Collect the lines of the entries where "field" shows up.

*** Given data ***

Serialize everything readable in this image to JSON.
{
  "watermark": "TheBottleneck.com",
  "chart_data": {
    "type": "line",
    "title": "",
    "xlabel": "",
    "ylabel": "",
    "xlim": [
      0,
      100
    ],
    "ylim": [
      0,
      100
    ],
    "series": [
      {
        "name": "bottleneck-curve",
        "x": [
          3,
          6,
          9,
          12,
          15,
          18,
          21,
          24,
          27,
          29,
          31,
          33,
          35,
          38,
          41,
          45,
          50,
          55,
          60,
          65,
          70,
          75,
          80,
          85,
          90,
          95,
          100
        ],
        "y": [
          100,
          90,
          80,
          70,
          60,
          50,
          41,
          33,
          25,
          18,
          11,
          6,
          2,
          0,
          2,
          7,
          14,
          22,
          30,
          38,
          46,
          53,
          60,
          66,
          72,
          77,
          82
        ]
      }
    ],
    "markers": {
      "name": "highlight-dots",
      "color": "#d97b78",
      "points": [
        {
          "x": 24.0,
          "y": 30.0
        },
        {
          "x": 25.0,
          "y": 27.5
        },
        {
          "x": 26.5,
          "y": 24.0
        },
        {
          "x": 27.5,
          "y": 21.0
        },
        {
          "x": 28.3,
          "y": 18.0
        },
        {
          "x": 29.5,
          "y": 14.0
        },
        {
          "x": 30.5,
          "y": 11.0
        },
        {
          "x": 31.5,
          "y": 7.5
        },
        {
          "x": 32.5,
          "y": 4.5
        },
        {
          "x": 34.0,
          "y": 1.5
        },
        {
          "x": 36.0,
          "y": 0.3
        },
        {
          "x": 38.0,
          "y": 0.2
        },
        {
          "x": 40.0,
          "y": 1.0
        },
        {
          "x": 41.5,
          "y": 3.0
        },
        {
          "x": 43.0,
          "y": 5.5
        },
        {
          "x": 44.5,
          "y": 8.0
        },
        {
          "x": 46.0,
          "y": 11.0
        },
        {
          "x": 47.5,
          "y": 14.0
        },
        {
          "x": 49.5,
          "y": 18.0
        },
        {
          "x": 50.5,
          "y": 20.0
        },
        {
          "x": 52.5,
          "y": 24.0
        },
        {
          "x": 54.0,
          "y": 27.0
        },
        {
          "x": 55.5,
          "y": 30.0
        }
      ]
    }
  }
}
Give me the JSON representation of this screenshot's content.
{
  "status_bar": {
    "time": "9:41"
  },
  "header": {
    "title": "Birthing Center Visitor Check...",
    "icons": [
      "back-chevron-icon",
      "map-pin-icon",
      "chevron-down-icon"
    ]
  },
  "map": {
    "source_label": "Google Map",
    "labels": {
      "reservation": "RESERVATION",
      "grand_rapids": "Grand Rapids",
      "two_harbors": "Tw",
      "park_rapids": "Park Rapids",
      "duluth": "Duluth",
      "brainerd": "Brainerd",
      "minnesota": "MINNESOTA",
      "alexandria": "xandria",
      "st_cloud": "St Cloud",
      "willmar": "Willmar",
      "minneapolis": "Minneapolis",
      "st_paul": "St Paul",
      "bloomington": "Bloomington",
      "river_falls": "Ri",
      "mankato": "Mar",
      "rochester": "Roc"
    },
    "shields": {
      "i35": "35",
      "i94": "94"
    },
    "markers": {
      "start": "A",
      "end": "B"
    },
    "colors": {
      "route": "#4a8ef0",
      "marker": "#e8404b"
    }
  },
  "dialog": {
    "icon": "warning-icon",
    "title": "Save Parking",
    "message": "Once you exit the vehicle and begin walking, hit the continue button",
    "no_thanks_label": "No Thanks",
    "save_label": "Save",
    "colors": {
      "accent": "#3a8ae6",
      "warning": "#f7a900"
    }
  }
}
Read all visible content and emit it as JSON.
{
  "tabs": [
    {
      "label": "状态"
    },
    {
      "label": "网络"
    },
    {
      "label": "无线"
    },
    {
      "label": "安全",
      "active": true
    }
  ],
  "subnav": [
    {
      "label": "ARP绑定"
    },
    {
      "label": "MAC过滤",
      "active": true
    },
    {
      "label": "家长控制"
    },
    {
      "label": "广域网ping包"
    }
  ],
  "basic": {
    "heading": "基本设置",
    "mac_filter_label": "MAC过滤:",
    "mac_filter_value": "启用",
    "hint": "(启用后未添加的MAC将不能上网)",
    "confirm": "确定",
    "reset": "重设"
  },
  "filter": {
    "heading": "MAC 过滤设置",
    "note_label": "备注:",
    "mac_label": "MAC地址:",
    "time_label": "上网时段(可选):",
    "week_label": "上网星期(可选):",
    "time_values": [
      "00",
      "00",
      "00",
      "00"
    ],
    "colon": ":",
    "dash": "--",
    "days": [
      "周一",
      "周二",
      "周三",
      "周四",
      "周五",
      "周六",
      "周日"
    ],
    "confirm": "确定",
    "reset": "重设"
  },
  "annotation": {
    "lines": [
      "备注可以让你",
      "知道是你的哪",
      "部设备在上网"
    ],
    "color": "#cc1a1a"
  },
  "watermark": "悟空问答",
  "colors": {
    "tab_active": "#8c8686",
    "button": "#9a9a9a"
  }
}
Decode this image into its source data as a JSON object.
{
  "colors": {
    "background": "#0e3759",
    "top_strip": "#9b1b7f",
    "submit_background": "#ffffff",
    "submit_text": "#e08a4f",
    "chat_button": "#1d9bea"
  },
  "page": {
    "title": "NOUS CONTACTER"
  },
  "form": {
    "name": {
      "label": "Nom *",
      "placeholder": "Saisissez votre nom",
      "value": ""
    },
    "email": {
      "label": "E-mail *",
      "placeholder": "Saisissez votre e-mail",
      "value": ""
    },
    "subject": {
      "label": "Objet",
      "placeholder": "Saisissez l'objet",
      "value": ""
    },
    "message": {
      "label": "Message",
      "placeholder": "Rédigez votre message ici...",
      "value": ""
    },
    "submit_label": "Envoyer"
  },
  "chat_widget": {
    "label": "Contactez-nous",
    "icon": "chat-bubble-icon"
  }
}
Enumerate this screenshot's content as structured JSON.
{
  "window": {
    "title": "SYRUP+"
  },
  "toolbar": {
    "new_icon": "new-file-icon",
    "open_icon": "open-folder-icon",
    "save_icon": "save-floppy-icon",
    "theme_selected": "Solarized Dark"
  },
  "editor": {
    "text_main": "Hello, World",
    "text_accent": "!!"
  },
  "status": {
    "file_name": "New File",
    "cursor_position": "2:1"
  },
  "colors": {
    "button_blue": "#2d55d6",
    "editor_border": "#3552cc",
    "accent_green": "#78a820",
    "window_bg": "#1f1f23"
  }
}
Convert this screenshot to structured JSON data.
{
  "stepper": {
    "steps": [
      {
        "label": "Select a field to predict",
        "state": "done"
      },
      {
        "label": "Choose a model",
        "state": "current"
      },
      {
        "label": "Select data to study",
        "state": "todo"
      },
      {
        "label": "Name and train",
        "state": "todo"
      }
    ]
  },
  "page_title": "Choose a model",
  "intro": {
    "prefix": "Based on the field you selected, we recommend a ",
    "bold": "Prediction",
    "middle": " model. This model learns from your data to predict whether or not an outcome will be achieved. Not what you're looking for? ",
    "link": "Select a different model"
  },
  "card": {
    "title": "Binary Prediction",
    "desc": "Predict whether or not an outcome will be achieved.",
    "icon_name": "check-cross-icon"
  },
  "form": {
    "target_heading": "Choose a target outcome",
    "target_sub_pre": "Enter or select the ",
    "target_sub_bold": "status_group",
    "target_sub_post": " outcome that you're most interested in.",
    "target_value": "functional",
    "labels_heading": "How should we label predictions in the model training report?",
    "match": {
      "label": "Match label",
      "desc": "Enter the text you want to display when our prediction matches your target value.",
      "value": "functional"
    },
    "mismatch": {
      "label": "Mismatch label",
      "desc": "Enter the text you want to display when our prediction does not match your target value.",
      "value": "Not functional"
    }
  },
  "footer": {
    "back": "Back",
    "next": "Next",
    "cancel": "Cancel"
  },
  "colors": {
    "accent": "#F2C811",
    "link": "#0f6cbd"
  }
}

***

**Worked answer**
        "label": "Select a field to predict",
    "prefix": "Based on the field you selected, we recommend a ",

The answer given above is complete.